= TASK INSTRUCTIONS =
1 – Summarize the brining post in two sentences.
2 – Rewrite the paragraph of the brining post that begins "So this year im gonna brine my turkey" as a short bulleted list that keeps its main facts.
3 – Resume the brining post after its final line, the one listing the Italian brine ingredients.

= PASSAGE =
## Begin

# brine questions?



## osirus (Sep 19, 2006)

So this year im gonna brine my turkey, and have some process questions concerning acidic flavorings and some other spices, Im going to test out different types of brineing techniques so im gonna make 4 different chickens for testing purpose's to find what i am going to use on my turkey. I'd like to try to make a spicy brine, a italian brine, a old country brine ,and possibly a citrius one, ill list the ingredients used other than the basic brine and would like recommendations.

My fiirst questions concerns the citrius usage, would it be ok to brine the chicken for 90% of the time and the last hour add the citrius fruits, would adding even in the last hour of the brine result in mushy meat?

My second questions is concerning saffron, how much would it take to flavor the chicken are we talking a few strands of saffron or would you need more to see any difference? 

as for the ingredients that i have chose for the other chickens heres what im thinking, dont hesitate to suggest other substitutes or ingredients

spicy: anihem peppers, serrano, garlic, mixed peppercorns, red chile flakes, and honey

italian brine: rosemary, basil, garlic, marjoram, sage.

## End

Collected data entries

## Begin

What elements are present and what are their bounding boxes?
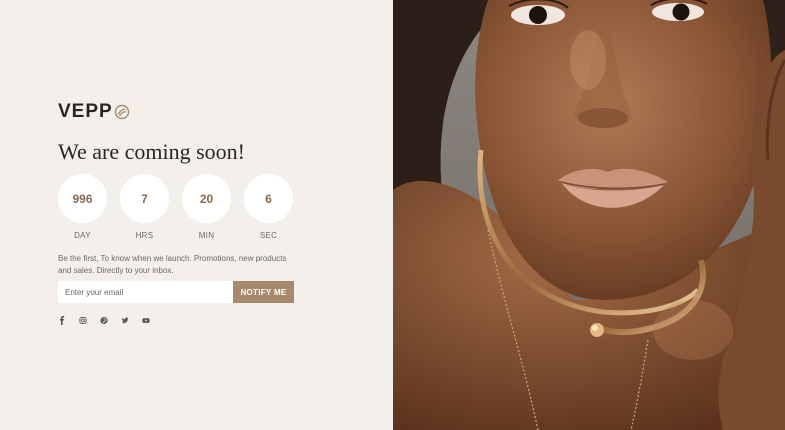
countdown-label: SEC (259, 231, 278, 240)
twitter-icon[interactable] (121, 316, 129, 325)
countdown-seconds: 6 SEC (244, 174, 293, 240)
left-panel: VEPP We are coming soon! 996 DAY 7 HRS 2… (0, 0, 393, 430)
countdown-minutes: 20 MIN (182, 174, 231, 240)
countdown-label: HRS (135, 231, 154, 240)
countdown-value: 20 (182, 174, 231, 223)
hero-photo (393, 0, 785, 430)
email-field[interactable] (58, 281, 233, 303)
facebook-icon[interactable] (58, 316, 66, 325)
countdown-hours: 7 HRS (120, 174, 169, 240)
brand-swirl-icon (114, 104, 129, 120)
countdown-value: 996 (58, 174, 107, 223)
notify-me-button[interactable]: NOTIFY ME (233, 281, 294, 303)
countdown-timer: 996 DAY 7 HRS 20 MIN 6 SEC (58, 174, 293, 240)
woman-with-gold-necklace-photo (393, 0, 785, 430)
countdown-days: 996 DAY (58, 174, 107, 240)
instagram-icon[interactable] (79, 316, 87, 325)
youtube-icon[interactable] (142, 316, 150, 325)
subscribe-form: NOTIFY ME (58, 281, 294, 303)
signup-description: Be the first, To know when we launch. Pr… (58, 254, 287, 275)
brand-name: VEPP (58, 101, 113, 122)
page-title: We are coming soon! (58, 139, 245, 164)
countdown-value: 7 (120, 174, 169, 223)
countdown-label: MIN (198, 231, 215, 240)
social-links (58, 316, 150, 325)
brand-logo[interactable]: VEPP (58, 101, 130, 123)
countdown-value: 6 (244, 174, 293, 223)
countdown-label: DAY (74, 231, 91, 240)
pinterest-icon[interactable] (100, 316, 108, 325)
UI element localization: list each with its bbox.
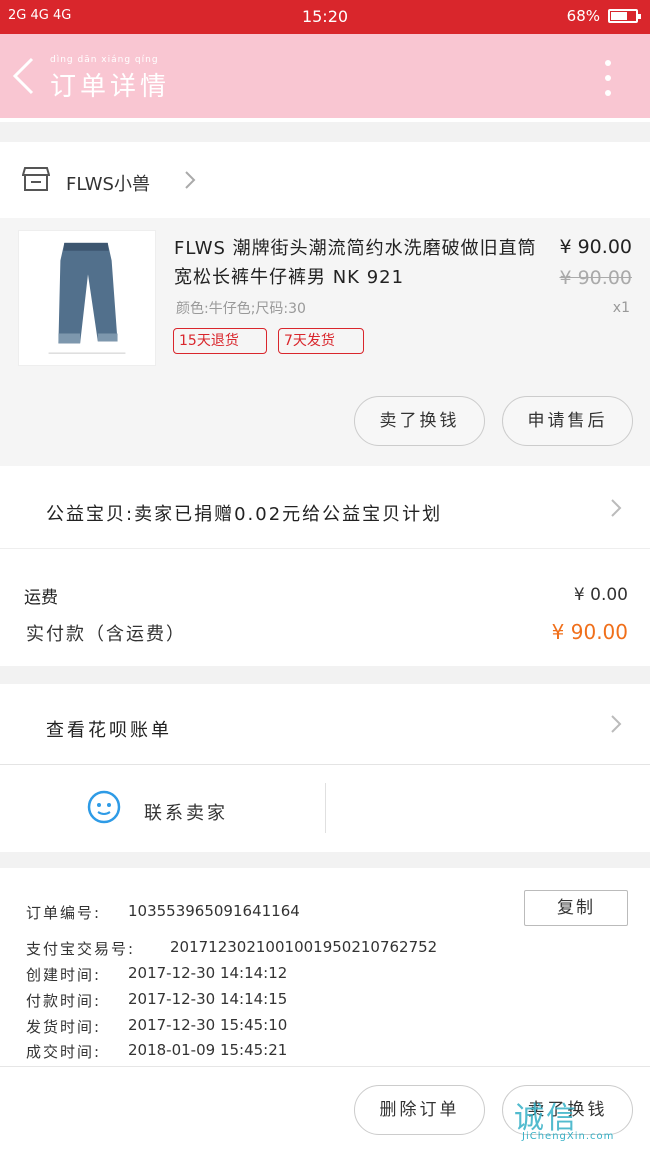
contact-divider bbox=[325, 783, 326, 833]
order-number: 103553965091641164 bbox=[128, 902, 300, 920]
shipping-label: 运费 bbox=[24, 588, 58, 608]
chevron-right-icon bbox=[611, 715, 622, 733]
battery-percent: 68% bbox=[566, 7, 600, 25]
product-quantity: x1 bbox=[612, 300, 630, 316]
chat-icon[interactable] bbox=[86, 789, 122, 825]
page-title-pinyin: dìng dān xiáng qíng bbox=[50, 55, 159, 65]
product-original-price: ¥ 90.00 bbox=[559, 267, 632, 289]
more-menu-icon[interactable] bbox=[604, 60, 612, 96]
after-sale-button[interactable]: 申请售后 bbox=[502, 396, 633, 446]
charity-row[interactable]: 公益宝贝:卖家已捐赠0.02元给公益宝贝计划 bbox=[0, 466, 650, 548]
contact-bar: 联系卖家 bbox=[0, 764, 650, 852]
alipay-trade-row: 支付宝交易号: 2017123021001001950210762752 bbox=[26, 938, 437, 959]
info-key: 创建时间: bbox=[26, 966, 102, 984]
chevron-right-icon bbox=[185, 171, 196, 189]
shipped-time: 2017-12-30 15:45:10 bbox=[128, 1016, 288, 1034]
watermark-logo: 诚信 JiChengXin.com bbox=[514, 1093, 644, 1149]
completed-time: 2018-01-09 15:45:21 bbox=[128, 1041, 288, 1059]
copy-button[interactable]: 复制 bbox=[524, 890, 628, 926]
paid-label: 实付款（含运费） bbox=[26, 624, 186, 645]
info-key: 订单编号: bbox=[26, 904, 102, 922]
status-bar: 2G 4G 4G 15:20 68% bbox=[0, 0, 650, 34]
created-time: 2017-12-30 14:14:12 bbox=[128, 964, 288, 982]
huabei-bill-link[interactable]: 查看花呗账单 bbox=[46, 716, 172, 742]
return-policy-tag: 15天退货 bbox=[173, 328, 267, 354]
product-image[interactable] bbox=[18, 230, 156, 366]
paid-time: 2017-12-30 14:14:15 bbox=[128, 990, 288, 1008]
info-key: 付款时间: bbox=[26, 992, 102, 1010]
info-key: 发货时间: bbox=[26, 1018, 102, 1036]
jeans-image bbox=[48, 242, 126, 354]
shipped-time-row: 发货时间: 2017-12-30 15:45:10 bbox=[26, 1016, 287, 1037]
battery-status: 68% bbox=[566, 7, 641, 25]
shop-name[interactable]: FLWS小兽 bbox=[66, 170, 150, 196]
order-info: 订单编号: 103553965091641164 支付宝交易号: 2017123… bbox=[0, 868, 650, 1066]
shop-row[interactable]: FLWS小兽 bbox=[0, 142, 650, 218]
chevron-right-icon bbox=[611, 499, 622, 517]
charity-text: 公益宝贝:卖家已捐赠0.02元给公益宝贝计划 bbox=[46, 504, 443, 525]
paid-time-row: 付款时间: 2017-12-30 14:14:15 bbox=[26, 990, 287, 1011]
alipay-trade-number: 2017123021001001950210762752 bbox=[170, 938, 438, 956]
completed-time-row: 成交时间: 2018-01-09 15:45:21 bbox=[26, 1041, 287, 1062]
back-arrow-icon[interactable] bbox=[10, 56, 36, 96]
order-number-row: 订单编号: 103553965091641164 bbox=[26, 902, 300, 923]
delete-order-button[interactable]: 删除订单 bbox=[354, 1085, 485, 1135]
product-card[interactable]: FLWS 潮牌街头潮流简约水洗磨破做旧直筒宽松长裤牛仔裤男 NK 921 颜色:… bbox=[0, 218, 650, 466]
shipping-value: ¥ 0.00 bbox=[573, 585, 628, 605]
contact-seller-button[interactable]: 联系卖家 bbox=[144, 799, 228, 825]
product-sku: 颜色:牛仔色;尺码:30 bbox=[176, 301, 306, 317]
page-title: 订单详情 bbox=[50, 72, 171, 102]
info-key: 支付宝交易号: bbox=[26, 940, 136, 958]
order-totals: 运费 ¥ 0.00 实付款（含运费） ¥ 90.00 bbox=[0, 548, 650, 666]
battery-icon bbox=[608, 9, 641, 23]
product-title[interactable]: FLWS 潮牌街头潮流简约水洗磨破做旧直筒宽松长裤牛仔裤男 NK 921 bbox=[174, 234, 544, 292]
product-price: ¥ 90.00 bbox=[559, 236, 632, 258]
sell-item-button[interactable]: 卖了换钱 bbox=[354, 396, 485, 446]
watermark-url: JiChengXin.com bbox=[522, 1131, 615, 1142]
store-icon bbox=[22, 167, 50, 191]
huabei-bill-row[interactable]: 查看花呗账单 bbox=[0, 684, 650, 764]
header-divider bbox=[0, 118, 650, 122]
shipping-policy-tag: 7天发货 bbox=[278, 328, 364, 354]
app-header: dìng dān xiáng qíng 订单详情 bbox=[0, 34, 650, 118]
info-key: 成交时间: bbox=[26, 1043, 102, 1061]
paid-amount: ¥ 90.00 bbox=[551, 620, 628, 644]
status-time: 15:20 bbox=[301, 7, 349, 26]
created-time-row: 创建时间: 2017-12-30 14:14:12 bbox=[26, 964, 287, 985]
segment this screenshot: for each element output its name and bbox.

## End

= RESULTS BY TASK =
1 – The poster plans to brine a turkey this year and will first test four brines on chickens (spicy, Italian, old country, and possibly citrus), listing the extra ingredients and asking for recommendations. They ask whether adding citrus fruit only in the last hour of brining would make the meat mushy, and how much saffron is needed to flavor the chicken.

2 –
- Plans to brine a turkey this year
- Has process questions about acidic flavorings and some other spices
- Will make four test chickens to choose the brining technique for the turkey
- Brines to try: spicy, Italian, old country, and possibly citrus
- Will list the ingredients used beyond the basic brine and wants recommendations

3 –
old country: molassas, brown sugar, black pepper, worcestershire, garlic


----------



## mudbug (Dec 30, 1999)

Try to keep a proper ratio of sugar to salt to water (liquid).

You may use other ingredients such as sugar, brown sugar, honey, molasses, maple syrup, in place of the sugar.

You can use apple juice, cider, orange juice, beer, liquor, wine, rice wine vinegar, apple cider vinegar, fruit juices, stock, tea, or other liquids to replace some or all of the water. 

If you use bay leaves, pickling spices, cloves, garlic, onion, chilies, citrus fruits, peppercorns, or other herbs and spices, bring the ingredients to a boil to dissolve the sugars and bring out the flavor of the herbs, then cooling the mixture to below 40°F before use.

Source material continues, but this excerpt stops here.